◆ Work required
Return all of the entries exactly, with nothing added or left out.

◆ Data shown
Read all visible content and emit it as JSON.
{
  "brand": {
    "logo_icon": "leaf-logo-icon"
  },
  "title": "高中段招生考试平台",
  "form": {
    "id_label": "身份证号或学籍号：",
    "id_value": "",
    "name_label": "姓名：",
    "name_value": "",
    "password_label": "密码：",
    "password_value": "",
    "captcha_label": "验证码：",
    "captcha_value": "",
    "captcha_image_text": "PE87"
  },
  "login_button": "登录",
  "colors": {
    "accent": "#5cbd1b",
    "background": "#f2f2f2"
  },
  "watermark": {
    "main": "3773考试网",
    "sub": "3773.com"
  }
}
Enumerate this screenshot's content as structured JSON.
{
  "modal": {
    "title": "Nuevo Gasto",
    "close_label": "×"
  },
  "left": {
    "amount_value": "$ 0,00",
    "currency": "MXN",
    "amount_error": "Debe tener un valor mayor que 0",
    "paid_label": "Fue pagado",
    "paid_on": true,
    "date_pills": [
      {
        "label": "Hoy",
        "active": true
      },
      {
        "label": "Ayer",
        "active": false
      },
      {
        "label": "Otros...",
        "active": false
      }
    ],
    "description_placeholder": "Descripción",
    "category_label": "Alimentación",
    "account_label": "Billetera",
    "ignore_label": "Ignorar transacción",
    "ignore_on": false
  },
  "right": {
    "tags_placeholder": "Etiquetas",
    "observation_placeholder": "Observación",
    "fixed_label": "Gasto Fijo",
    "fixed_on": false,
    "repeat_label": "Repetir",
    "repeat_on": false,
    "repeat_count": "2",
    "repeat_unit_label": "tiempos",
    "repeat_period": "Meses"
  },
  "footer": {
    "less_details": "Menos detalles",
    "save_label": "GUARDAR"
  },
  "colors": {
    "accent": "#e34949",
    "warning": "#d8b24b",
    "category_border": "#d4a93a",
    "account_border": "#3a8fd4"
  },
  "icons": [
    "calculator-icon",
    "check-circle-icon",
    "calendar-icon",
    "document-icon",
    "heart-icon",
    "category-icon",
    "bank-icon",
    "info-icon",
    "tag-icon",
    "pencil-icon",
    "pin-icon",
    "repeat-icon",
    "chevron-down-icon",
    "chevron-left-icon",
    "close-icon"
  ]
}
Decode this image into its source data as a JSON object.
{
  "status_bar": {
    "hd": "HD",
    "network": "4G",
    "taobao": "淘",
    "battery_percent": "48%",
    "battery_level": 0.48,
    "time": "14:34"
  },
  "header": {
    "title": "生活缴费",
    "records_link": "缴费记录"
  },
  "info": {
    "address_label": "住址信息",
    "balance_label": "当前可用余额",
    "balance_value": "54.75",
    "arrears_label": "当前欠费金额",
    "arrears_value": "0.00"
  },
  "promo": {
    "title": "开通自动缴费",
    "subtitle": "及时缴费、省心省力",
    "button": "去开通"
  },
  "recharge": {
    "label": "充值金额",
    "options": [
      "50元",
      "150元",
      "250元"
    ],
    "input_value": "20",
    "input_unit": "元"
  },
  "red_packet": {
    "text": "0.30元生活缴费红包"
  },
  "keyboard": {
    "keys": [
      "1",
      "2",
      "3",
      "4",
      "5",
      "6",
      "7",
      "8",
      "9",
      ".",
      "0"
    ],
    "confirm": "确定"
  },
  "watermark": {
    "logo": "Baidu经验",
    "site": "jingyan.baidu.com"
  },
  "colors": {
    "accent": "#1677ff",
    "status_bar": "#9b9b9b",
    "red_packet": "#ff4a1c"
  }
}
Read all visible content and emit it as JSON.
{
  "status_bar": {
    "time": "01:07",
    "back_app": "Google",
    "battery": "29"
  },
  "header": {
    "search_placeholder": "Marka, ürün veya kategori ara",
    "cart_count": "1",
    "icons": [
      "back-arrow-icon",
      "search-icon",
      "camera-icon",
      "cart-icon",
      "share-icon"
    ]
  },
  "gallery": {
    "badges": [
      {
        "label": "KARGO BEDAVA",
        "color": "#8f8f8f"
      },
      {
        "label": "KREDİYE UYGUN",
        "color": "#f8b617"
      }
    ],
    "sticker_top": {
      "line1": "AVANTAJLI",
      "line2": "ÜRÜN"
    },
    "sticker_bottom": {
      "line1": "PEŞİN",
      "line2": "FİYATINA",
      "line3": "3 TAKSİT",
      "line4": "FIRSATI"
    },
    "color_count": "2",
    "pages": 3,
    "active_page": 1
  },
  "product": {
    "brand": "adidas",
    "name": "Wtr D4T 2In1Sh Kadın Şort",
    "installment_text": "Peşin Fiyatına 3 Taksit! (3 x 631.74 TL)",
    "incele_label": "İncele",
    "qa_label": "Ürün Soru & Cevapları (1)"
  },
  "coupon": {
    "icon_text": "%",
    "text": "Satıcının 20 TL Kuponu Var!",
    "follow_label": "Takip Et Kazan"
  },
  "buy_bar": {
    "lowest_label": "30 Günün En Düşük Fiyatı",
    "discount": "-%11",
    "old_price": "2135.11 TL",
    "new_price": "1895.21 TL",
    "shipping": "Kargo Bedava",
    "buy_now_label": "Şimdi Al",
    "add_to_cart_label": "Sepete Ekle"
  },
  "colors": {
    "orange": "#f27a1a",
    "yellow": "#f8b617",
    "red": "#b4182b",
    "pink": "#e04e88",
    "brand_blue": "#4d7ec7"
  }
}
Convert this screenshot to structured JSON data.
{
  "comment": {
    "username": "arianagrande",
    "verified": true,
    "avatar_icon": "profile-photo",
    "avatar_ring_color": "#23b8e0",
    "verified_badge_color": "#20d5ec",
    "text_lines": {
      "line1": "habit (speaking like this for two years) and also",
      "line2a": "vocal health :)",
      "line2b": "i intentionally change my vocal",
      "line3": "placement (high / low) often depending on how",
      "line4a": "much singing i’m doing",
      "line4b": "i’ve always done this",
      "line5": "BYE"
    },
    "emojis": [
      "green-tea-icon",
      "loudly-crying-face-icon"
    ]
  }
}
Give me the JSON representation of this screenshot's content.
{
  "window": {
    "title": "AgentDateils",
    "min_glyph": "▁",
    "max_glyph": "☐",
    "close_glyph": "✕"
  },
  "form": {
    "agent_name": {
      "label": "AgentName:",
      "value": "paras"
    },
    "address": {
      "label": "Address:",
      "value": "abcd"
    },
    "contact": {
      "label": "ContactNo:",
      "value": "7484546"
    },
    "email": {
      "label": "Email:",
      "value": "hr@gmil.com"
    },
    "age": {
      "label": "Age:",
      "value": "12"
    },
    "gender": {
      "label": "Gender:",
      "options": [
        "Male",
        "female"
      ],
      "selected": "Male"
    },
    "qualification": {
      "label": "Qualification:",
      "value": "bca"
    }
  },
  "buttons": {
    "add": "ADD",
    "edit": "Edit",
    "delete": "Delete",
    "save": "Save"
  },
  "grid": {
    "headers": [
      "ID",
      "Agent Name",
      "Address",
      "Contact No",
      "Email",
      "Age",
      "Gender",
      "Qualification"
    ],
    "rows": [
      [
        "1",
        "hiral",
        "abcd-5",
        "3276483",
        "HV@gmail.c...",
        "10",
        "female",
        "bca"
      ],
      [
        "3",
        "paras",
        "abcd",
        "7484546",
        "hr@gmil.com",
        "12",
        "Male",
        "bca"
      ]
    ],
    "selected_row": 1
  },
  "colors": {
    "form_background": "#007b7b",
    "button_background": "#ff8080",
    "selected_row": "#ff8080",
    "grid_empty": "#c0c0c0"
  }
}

◆ Answer for the task
Read all visible content and emit it as JSON.
{
  "brand": {
    "logo_icon": "leaf-logo-icon"
  },
  "title": "高中段招生考试平台",
  "form": {
    "id_label": "身份证号或学籍号：",
    "id_value": "",
    "name_label": "姓名：",
    "name_value": "",
    "password_label": "密码：",
    "password_value": "",
    "captcha_label": "验证码：",
    "captcha_value": "",
    "captcha_image_text": "PE87"
  },
  "login_button": "登录",
  "colors": {
    "accent": "#5cbd1b",
    "background": "#f2f2f2"
  },
  "watermark": {
    "main": "3773考试网",
    "sub": "3773.com"
  }
}
Enumerate this screenshot's content as structured JSON.
{
  "modal": {
    "title": "Nuevo Gasto",
    "close_label": "×"
  },
  "left": {
    "amount_value": "$ 0,00",
    "currency": "MXN",
    "amount_error": "Debe tener un valor mayor que 0",
    "paid_label": "Fue pagado",
    "paid_on": true,
    "date_pills": [
      {
        "label": "Hoy",
        "active": true
      },
      {
        "label": "Ayer",
        "active": false
      },
      {
        "label": "Otros...",
        "active": false
      }
    ],
    "description_placeholder": "Descripción",
    "category_label": "Alimentación",
    "account_label": "Billetera",
    "ignore_label": "Ignorar transacción",
    "ignore_on": false
  },
  "right": {
    "tags_placeholder": "Etiquetas",
    "observation_placeholder": "Observación",
    "fixed_label": "Gasto Fijo",
    "fixed_on": false,
    "repeat_label": "Repetir",
    "repeat_on": false,
    "repeat_count": "2",
    "repeat_unit_label": "tiempos",
    "repeat_period": "Meses"
  },
  "footer": {
    "less_details": "Menos detalles",
    "save_label": "GUARDAR"
  },
  "colors": {
    "accent": "#e34949",
    "warning": "#d8b24b",
    "category_border": "#d4a93a",
    "account_border": "#3a8fd4"
  },
  "icons": [
    "calculator-icon",
    "check-circle-icon",
    "calendar-icon",
    "document-icon",
    "heart-icon",
    "category-icon",
    "bank-icon",
    "info-icon",
    "tag-icon",
    "pencil-icon",
    "pin-icon",
    "repeat-icon",
    "chevron-down-icon",
    "chevron-left-icon",
    "close-icon"
  ]
}
Decode this image into its source data as a JSON object.
{
  "status_bar": {
    "hd": "HD",
    "network": "4G",
    "taobao": "淘",
    "battery_percent": "48%",
    "battery_level": 0.48,
    "time": "14:34"
  },
  "header": {
    "title": "生活缴费",
    "records_link": "缴费记录"
  },
  "info": {
    "address_label": "住址信息",
    "balance_label": "当前可用余额",
    "balance_value": "54.75",
    "arrears_label": "当前欠费金额",
    "arrears_value": "0.00"
  },
  "promo": {
    "title": "开通自动缴费",
    "subtitle": "及时缴费、省心省力",
    "button": "去开通"
  },
  "recharge": {
    "label": "充值金额",
    "options": [
      "50元",
      "150元",
      "250元"
    ],
    "input_value": "20",
    "input_unit": "元"
  },
  "red_packet": {
    "text": "0.30元生活缴费红包"
  },
  "keyboard": {
    "keys": [
      "1",
      "2",
      "3",
      "4",
      "5",
      "6",
      "7",
      "8",
      "9",
      ".",
      "0"
    ],
    "confirm": "确定"
  },
  "watermark": {
    "logo": "Baidu经验",
    "site": "jingyan.baidu.com"
  },
  "colors": {
    "accent": "#1677ff",
    "status_bar": "#9b9b9b",
    "red_packet": "#ff4a1c"
  }
}
Read all visible content and emit it as JSON.
{
  "status_bar": {
    "time": "01:07",
    "back_app": "Google",
    "battery": "29"
  },
  "header": {
    "search_placeholder": "Marka, ürün veya kategori ara",
    "cart_count": "1",
    "icons": [
      "back-arrow-icon",
      "search-icon",
      "camera-icon",
      "cart-icon",
      "share-icon"
    ]
  },
  "gallery": {
    "badges": [
      {
        "label": "KARGO BEDAVA",
        "color": "#8f8f8f"
      },
      {
        "label": "KREDİYE UYGUN",
        "color": "#f8b617"
      }
    ],
    "sticker_top": {
      "line1": "AVANTAJLI",
      "line2": "ÜRÜN"
    },
    "sticker_bottom": {
      "line1": "PEŞİN",
      "line2": "FİYATINA",
      "line3": "3 TAKSİT",
      "line4": "FIRSATI"
    },
    "color_count": "2",
    "pages": 3,
    "active_page": 1
  },
  "product": {
    "brand": "adidas",
    "name": "Wtr D4T 2In1Sh Kadın Şort",
    "installment_text": "Peşin Fiyatına 3 Taksit! (3 x 631.74 TL)",
    "incele_label": "İncele",
    "qa_label": "Ürün Soru & Cevapları (1)"
  },
  "coupon": {
    "icon_text": "%",
    "text": "Satıcının 20 TL Kuponu Var!",
    "follow_label": "Takip Et Kazan"
  },
  "buy_bar": {
    "lowest_label": "30 Günün En Düşük Fiyatı",
    "discount": "-%11",
    "old_price": "2135.11 TL",
    "new_price": "1895.21 TL",
    "shipping": "Kargo Bedava",
    "buy_now_label": "Şimdi Al",
    "add_to_cart_label": "Sepete Ekle"
  },
  "colors": {
    "orange": "#f27a1a",
    "yellow": "#f8b617",
    "red": "#b4182b",
    "pink": "#e04e88",
    "brand_blue": "#4d7ec7"
  }
}
Convert this screenshot to structured JSON data.
{
  "comment": {
    "username": "arianagrande",
    "verified": true,
    "avatar_icon": "profile-photo",
    "avatar_ring_color": "#23b8e0",
    "verified_badge_color": "#20d5ec",
    "text_lines": {
      "line1": "habit (speaking like this for two years) and also",
      "line2a": "vocal health :)",
      "line2b": "i intentionally change my vocal",
      "line3": "placement (high / low) often depending on how",
      "line4a": "much singing i’m doing",
      "line4b": "i’ve always done this",
      "line5": "BYE"
    },
    "emojis": [
      "green-tea-icon",
      "loudly-crying-face-icon"
    ]
  }
}
Give me the JSON representation of this screenshot's content.
{
  "window": {
    "title": "AgentDateils",
    "min_glyph": "▁",
    "max_glyph": "☐",
    "close_glyph": "✕"
  },
  "form": {
    "agent_name": {
      "label": "AgentName:",
      "value": "paras"
    },
    "address": {
      "label": "Address:",
      "value": "abcd"
    },
    "contact": {
      "label": "ContactNo:",
      "value": "7484546"
    },
    "email": {
      "label": "Email:",
      "value": "hr@gmil.com"
    },
    "age": {
      "label": "Age:",
      "value": "12"
    },
    "gender": {
      "label": "Gender:",
      "options": [
        "Male",
        "female"
      ],
      "selected": "Male"
    },
    "qualification": {
      "label": "Qualification:",
      "value": "bca"
    }
  },
  "buttons": {
    "add": "ADD",
    "edit": "Edit",
    "delete": "Delete",
    "save": "Save"
  },
  "grid": {
    "headers": [
      "ID",
      "Agent Name",
      "Address",
      "Contact No",
      "Email",
      "Age",
      "Gender",
      "Qualification"
    ],
    "rows": [
      [
        "1",
        "hiral",
        "abcd-5",
        "3276483",
        "HV@gmail.c...",
        "10",
        "female",
        "bca"
      ],
      [
        "3",
        "paras",
        "abcd",
        "7484546",
        "hr@gmil.com",
        "12",
        "Male",
        "bca"
      ]
    ],
    "selected_row": 1
  },
  "colors": {
    "form_background": "#007b7b",
    "button_background": "#ff8080",
    "selected_row": "#ff8080",
    "grid_empty": "#c0c0c0"
  }
}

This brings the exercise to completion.